Rows from a figure dataset:
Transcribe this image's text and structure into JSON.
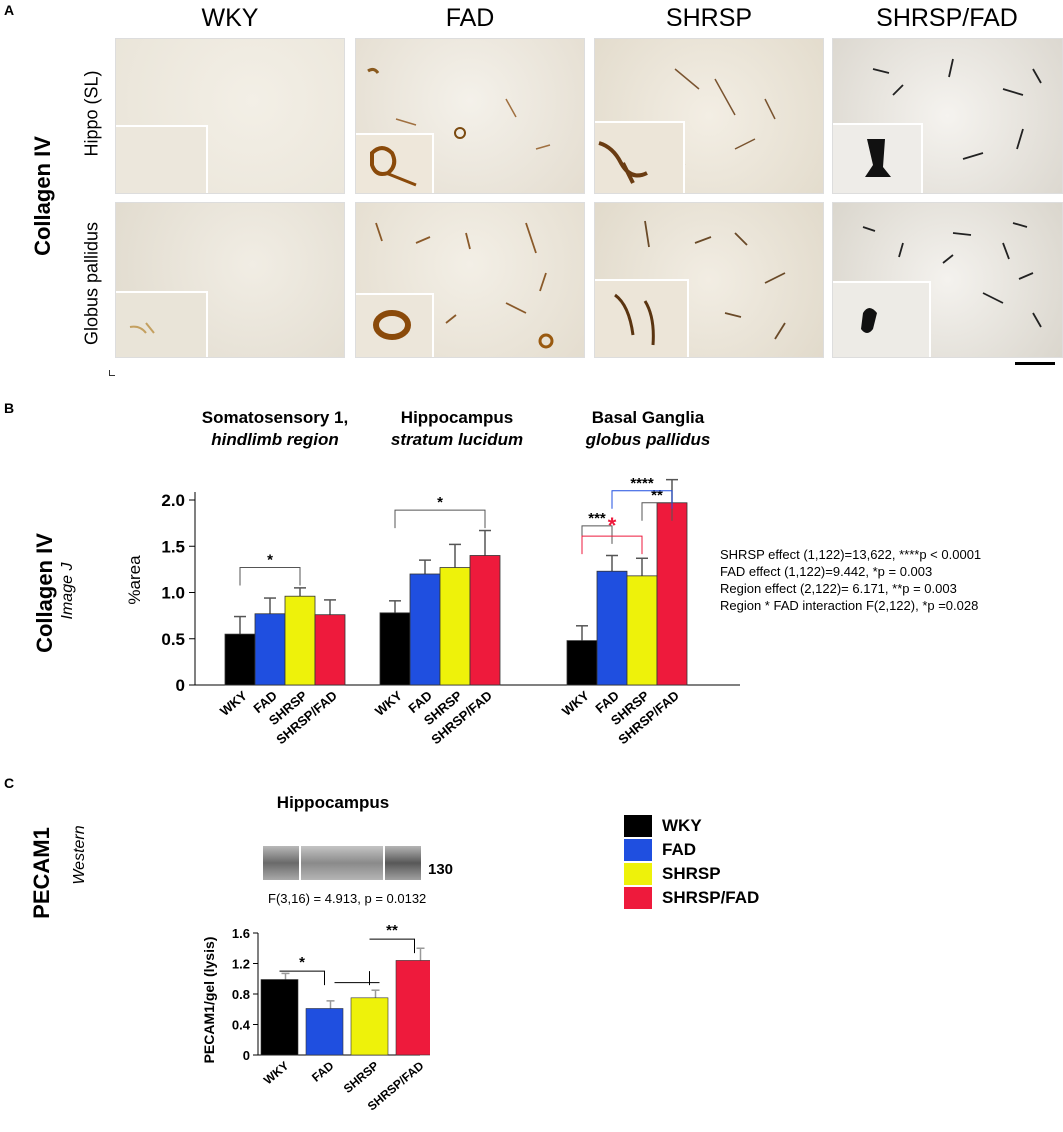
{
  "colors": {
    "WKY": "#000000",
    "FAD": "#1f4fe0",
    "SHRSP": "#eef20a",
    "SHRSP/FAD": "#ee1a3c"
  },
  "panelA": {
    "letter": "A",
    "columns": [
      "WKY",
      "FAD",
      "SHRSP",
      "SHRSP/FAD"
    ],
    "stain": "Collagen IV",
    "rows": [
      "Hippo (SL)",
      "Globus pallidus"
    ]
  },
  "panelB": {
    "letter": "B",
    "ylabel_main": "Collagen IV",
    "ylabel_sub": "Image J",
    "groups": [
      {
        "title": "Somatosensory 1,",
        "subtitle": "hindlimb region"
      },
      {
        "title": "Hippocampus",
        "subtitle": "stratum lucidum"
      },
      {
        "title": "Basal Ganglia",
        "subtitle": "globus pallidus"
      }
    ],
    "stats": [
      "SHRSP effect (1,122)=13,622, ****p < 0.0001",
      "FAD effect (1,122)=9.442, *p = 0.003",
      "Region effect (2,122)= 6.171, **p = 0.003",
      "Region * FAD interaction F(2,122), *p =0.028"
    ]
  },
  "panelC": {
    "letter": "C",
    "ylabel_main": "PECAM1",
    "ylabel_sub": "Western",
    "title": "Hippocampus",
    "band_label": "130",
    "anova": "F(3,16) = 4.913, p = 0.0132",
    "legend": [
      "WKY",
      "FAD",
      "SHRSP",
      "SHRSP/FAD"
    ]
  },
  "chart_data": [
    {
      "type": "bar",
      "ylabel": "%area",
      "ylim": [
        0,
        2.0
      ],
      "yticks": [
        "0",
        "0.5",
        "1.0",
        "1.5",
        "2.0"
      ],
      "categories": [
        "WKY",
        "FAD",
        "SHRSP",
        "SHRSP/FAD"
      ],
      "groups": [
        "Somatosensory 1, hindlimb region",
        "Hippocampus stratum lucidum",
        "Basal Ganglia globus pallidus"
      ],
      "series": [
        {
          "group": "Somatosensory 1, hindlimb region",
          "values": [
            0.55,
            0.77,
            0.96,
            0.76
          ],
          "errors": [
            0.19,
            0.17,
            0.09,
            0.16
          ]
        },
        {
          "group": "Hippocampus stratum lucidum",
          "values": [
            0.78,
            1.2,
            1.27,
            1.4
          ],
          "errors": [
            0.13,
            0.15,
            0.25,
            0.27
          ]
        },
        {
          "group": "Basal Ganglia globus pallidus",
          "values": [
            0.48,
            1.23,
            1.18,
            1.97
          ],
          "errors": [
            0.16,
            0.17,
            0.19,
            0.25
          ]
        }
      ],
      "significance": [
        {
          "group": 0,
          "from": "WKY",
          "to": "SHRSP",
          "label": "*"
        },
        {
          "group": 1,
          "from": "WKY",
          "to": "SHRSP/FAD",
          "label": "*"
        },
        {
          "group": 2,
          "from": "WKY",
          "to": "FAD",
          "label": "***"
        },
        {
          "group": 2,
          "from": "WKY",
          "to": "SHRSP",
          "label": "*",
          "color": "#ee1a3c"
        },
        {
          "group": 2,
          "from": "SHRSP",
          "to": "SHRSP/FAD",
          "label": "**"
        },
        {
          "group": 2,
          "from": "FAD",
          "to": "SHRSP/FAD",
          "label": "****",
          "color": "#1f4fe0"
        }
      ]
    },
    {
      "type": "bar",
      "ylabel": "PECAM1/gel (lysis)",
      "ylim": [
        0,
        1.6
      ],
      "yticks": [
        "0",
        "0.4",
        "0.8",
        "1.2",
        "1.6"
      ],
      "categories": [
        "WKY",
        "FAD",
        "SHRSP",
        "SHRSP/FAD"
      ],
      "values": [
        0.99,
        0.61,
        0.75,
        1.24
      ],
      "errors": [
        0.08,
        0.1,
        0.1,
        0.16
      ],
      "significance": [
        {
          "from": "WKY",
          "to": "FAD",
          "label": "*"
        },
        {
          "from": "SHRSP",
          "to": "SHRSP/FAD",
          "label": "**"
        }
      ]
    }
  ]
}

→ YOUR GOAL
Each line above that holds the string "pallidus" should be copied and shown.

→ SOLUTION TO THIS EXERCISE
      "Globus pallidus"
        "subtitle": "globus pallidus"
        "Basal Ganglia globus pallidus"
          "group": "Basal Ganglia globus pallidus",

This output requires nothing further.